## Material for the task:
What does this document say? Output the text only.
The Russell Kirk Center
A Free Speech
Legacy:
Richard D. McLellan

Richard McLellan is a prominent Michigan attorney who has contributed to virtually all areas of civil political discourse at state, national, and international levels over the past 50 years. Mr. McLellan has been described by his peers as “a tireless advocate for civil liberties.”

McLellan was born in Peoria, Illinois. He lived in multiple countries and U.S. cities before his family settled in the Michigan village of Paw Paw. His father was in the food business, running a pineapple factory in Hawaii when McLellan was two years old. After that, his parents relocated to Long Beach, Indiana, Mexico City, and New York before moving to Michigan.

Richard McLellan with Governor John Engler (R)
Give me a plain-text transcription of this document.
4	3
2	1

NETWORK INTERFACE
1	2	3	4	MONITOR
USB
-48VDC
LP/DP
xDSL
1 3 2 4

...

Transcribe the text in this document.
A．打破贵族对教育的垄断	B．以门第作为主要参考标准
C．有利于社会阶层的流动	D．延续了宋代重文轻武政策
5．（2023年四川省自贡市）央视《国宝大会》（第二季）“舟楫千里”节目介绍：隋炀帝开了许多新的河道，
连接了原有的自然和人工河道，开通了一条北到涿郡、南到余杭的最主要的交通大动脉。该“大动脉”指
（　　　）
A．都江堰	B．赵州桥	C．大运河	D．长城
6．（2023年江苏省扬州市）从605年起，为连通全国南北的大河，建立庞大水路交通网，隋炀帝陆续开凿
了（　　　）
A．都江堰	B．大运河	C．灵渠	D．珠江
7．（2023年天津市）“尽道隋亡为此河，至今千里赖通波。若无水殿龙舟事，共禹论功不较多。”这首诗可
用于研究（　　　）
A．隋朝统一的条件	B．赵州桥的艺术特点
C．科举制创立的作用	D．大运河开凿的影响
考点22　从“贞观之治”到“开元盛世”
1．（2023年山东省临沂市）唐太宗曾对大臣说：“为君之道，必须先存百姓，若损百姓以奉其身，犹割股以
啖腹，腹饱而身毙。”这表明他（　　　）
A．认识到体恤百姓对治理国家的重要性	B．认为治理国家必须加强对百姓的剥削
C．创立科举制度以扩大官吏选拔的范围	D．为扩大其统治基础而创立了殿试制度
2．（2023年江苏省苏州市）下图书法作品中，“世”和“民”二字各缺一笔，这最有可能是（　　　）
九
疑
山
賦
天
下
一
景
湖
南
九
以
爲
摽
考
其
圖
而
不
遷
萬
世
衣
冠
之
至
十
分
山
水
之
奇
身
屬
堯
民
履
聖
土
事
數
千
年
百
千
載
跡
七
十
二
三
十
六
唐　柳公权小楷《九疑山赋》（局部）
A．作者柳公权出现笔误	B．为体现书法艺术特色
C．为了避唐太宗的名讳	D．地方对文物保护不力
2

...

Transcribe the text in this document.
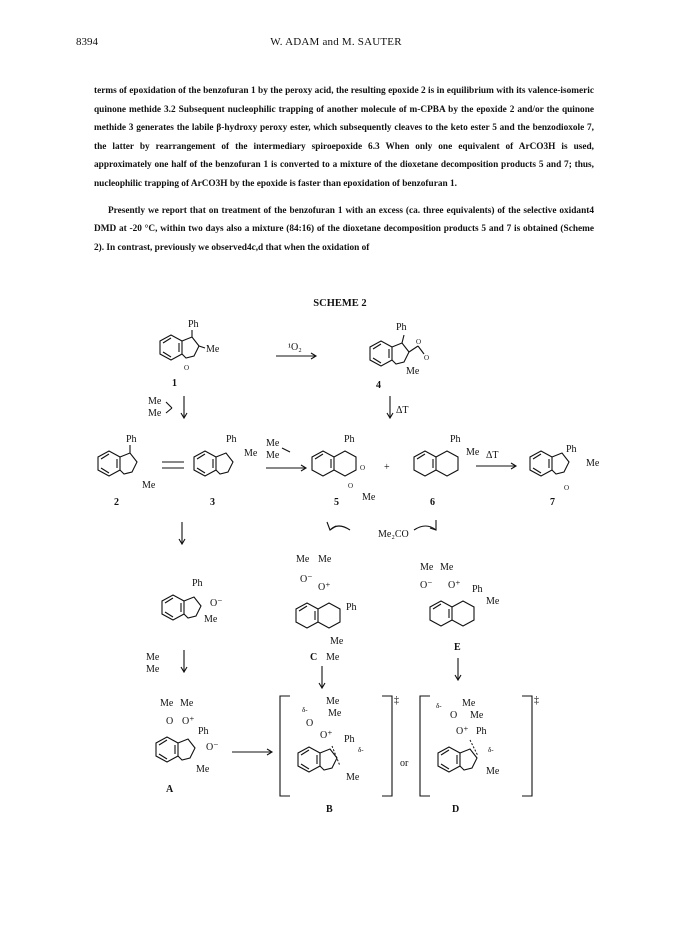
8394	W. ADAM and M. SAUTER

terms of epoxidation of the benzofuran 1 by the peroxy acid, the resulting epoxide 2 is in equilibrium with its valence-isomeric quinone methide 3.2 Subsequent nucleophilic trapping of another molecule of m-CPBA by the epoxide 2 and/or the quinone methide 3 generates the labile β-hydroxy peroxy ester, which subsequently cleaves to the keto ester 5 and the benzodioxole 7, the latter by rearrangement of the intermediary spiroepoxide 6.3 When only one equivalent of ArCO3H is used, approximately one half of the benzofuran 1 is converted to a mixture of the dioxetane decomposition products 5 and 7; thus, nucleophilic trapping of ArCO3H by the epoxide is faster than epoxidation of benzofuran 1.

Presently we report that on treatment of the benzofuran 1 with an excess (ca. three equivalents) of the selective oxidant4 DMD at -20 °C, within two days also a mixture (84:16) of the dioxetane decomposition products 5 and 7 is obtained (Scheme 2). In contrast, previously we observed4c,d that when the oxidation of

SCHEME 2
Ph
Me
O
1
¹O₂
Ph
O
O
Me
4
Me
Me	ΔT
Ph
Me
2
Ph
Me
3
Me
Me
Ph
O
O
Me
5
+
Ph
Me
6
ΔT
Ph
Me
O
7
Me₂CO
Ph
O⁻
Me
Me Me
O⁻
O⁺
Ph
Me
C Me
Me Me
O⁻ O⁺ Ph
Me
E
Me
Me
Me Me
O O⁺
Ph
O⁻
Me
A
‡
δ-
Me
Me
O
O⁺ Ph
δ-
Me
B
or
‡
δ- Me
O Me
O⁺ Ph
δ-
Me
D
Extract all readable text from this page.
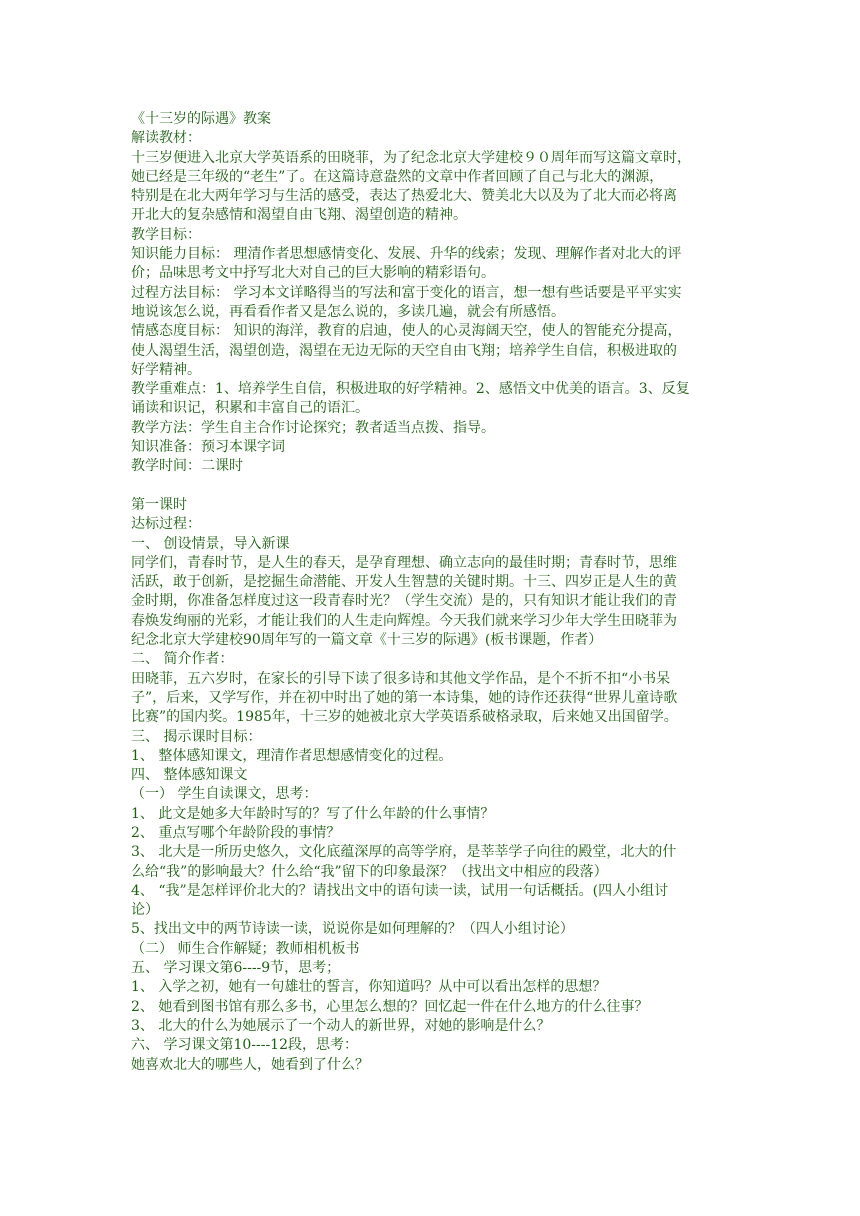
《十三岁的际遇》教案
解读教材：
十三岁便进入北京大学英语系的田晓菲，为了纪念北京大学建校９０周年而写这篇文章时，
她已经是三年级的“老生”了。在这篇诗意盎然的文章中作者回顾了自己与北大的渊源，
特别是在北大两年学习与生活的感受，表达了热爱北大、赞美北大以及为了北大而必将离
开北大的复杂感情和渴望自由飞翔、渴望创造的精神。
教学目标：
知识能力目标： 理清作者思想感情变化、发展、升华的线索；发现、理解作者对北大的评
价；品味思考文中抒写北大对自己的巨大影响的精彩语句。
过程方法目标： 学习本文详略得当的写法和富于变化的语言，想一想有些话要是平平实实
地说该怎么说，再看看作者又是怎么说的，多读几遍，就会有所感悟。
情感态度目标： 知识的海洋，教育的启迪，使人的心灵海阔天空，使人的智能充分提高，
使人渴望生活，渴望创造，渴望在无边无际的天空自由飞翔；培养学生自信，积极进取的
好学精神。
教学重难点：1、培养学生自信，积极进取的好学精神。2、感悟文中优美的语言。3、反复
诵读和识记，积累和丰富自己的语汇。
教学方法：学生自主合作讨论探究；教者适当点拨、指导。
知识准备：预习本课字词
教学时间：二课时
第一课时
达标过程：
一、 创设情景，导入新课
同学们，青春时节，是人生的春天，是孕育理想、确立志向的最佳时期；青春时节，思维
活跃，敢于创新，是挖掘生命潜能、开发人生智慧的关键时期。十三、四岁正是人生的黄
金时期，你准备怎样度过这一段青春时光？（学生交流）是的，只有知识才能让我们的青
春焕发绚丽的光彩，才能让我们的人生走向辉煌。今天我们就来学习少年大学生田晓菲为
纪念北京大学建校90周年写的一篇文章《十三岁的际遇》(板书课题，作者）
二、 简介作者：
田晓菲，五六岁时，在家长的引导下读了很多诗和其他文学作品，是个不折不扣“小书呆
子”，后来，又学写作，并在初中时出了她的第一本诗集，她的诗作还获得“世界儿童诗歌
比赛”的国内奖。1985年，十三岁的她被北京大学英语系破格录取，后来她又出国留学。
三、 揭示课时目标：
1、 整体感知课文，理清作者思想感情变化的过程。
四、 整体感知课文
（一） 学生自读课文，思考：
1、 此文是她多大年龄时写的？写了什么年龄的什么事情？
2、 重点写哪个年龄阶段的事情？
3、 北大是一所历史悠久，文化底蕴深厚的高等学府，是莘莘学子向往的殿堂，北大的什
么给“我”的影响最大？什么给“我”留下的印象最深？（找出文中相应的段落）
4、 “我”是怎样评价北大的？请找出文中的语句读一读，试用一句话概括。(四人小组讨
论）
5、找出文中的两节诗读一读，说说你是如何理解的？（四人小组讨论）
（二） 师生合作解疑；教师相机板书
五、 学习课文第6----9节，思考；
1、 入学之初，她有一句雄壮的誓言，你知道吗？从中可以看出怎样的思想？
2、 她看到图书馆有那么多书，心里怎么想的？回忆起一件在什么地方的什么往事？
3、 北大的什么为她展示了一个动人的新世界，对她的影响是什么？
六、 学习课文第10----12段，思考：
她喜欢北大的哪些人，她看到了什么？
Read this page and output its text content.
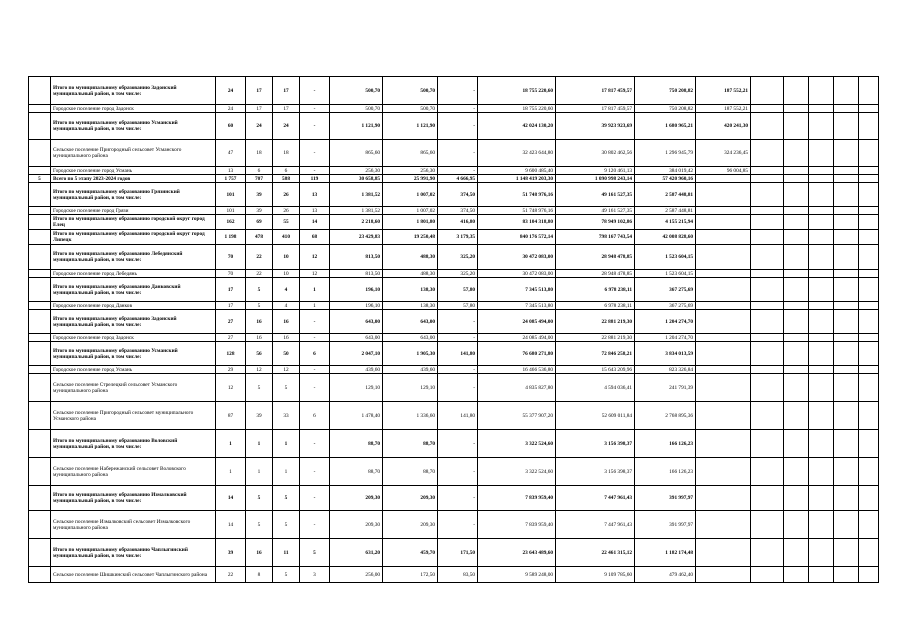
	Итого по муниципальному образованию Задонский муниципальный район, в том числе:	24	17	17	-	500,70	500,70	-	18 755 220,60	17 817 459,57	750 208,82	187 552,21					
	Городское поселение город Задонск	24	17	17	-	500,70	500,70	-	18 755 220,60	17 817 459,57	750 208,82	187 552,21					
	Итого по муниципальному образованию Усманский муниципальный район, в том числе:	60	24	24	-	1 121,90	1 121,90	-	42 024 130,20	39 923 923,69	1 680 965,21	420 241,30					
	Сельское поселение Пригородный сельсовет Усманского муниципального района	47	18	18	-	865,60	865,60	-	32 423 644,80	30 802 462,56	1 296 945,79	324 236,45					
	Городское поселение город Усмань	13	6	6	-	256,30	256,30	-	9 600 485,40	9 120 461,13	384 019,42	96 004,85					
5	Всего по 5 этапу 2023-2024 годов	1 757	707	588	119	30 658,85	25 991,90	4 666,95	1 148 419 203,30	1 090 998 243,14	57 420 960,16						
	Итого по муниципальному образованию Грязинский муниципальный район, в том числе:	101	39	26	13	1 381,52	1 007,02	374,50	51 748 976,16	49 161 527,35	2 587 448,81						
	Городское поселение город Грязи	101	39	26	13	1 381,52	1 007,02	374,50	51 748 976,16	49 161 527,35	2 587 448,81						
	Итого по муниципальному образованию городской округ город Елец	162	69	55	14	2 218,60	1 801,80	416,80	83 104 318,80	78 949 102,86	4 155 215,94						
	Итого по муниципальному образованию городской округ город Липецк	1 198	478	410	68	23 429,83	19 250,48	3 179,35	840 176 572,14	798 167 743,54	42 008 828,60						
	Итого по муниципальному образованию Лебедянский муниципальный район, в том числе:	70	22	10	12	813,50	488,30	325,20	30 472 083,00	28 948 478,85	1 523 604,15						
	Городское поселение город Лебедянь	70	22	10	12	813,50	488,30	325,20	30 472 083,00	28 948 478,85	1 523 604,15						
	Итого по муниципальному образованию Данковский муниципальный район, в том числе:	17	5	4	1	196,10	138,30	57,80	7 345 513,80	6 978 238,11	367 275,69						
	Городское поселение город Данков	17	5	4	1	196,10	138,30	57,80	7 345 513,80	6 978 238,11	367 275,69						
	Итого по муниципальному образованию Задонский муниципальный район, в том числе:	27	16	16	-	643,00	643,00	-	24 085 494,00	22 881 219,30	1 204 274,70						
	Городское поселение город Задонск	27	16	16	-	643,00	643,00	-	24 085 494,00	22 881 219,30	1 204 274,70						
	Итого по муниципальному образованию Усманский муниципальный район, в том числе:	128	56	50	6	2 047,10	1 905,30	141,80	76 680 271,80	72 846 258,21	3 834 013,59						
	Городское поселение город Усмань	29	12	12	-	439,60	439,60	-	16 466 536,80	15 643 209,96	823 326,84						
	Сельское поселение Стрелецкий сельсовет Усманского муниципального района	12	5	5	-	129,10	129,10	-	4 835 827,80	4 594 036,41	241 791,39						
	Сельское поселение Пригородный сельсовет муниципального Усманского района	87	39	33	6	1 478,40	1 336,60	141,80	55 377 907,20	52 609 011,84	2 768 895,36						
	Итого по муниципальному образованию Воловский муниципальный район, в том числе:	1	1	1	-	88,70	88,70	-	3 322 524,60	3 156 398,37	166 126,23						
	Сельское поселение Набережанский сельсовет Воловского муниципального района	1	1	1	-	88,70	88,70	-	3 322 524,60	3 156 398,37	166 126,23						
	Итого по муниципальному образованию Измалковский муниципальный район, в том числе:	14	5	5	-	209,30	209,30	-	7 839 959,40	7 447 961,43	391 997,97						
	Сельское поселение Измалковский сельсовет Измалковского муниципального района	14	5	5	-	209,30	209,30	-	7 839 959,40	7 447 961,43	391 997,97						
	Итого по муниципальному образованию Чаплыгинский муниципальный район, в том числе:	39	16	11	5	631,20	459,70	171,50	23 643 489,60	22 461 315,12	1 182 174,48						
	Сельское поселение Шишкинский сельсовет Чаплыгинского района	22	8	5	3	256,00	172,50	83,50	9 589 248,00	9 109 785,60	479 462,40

## Given instruction:
Copy, from the material, each line that holds the string "Задонский".

## Written solution:
	Итого по муниципальному образованию Задонский муниципальный район, в том числе:	24	17	17	-	500,70	500,70	-	18 755 220,60	17 817 459,57	750 208,82	187 552,21					
	Итого по муниципальному образованию Задонский муниципальный район, в том числе:	27	16	16	-	643,00	643,00	-	24 085 494,00	22 881 219,30	1 204 274,70						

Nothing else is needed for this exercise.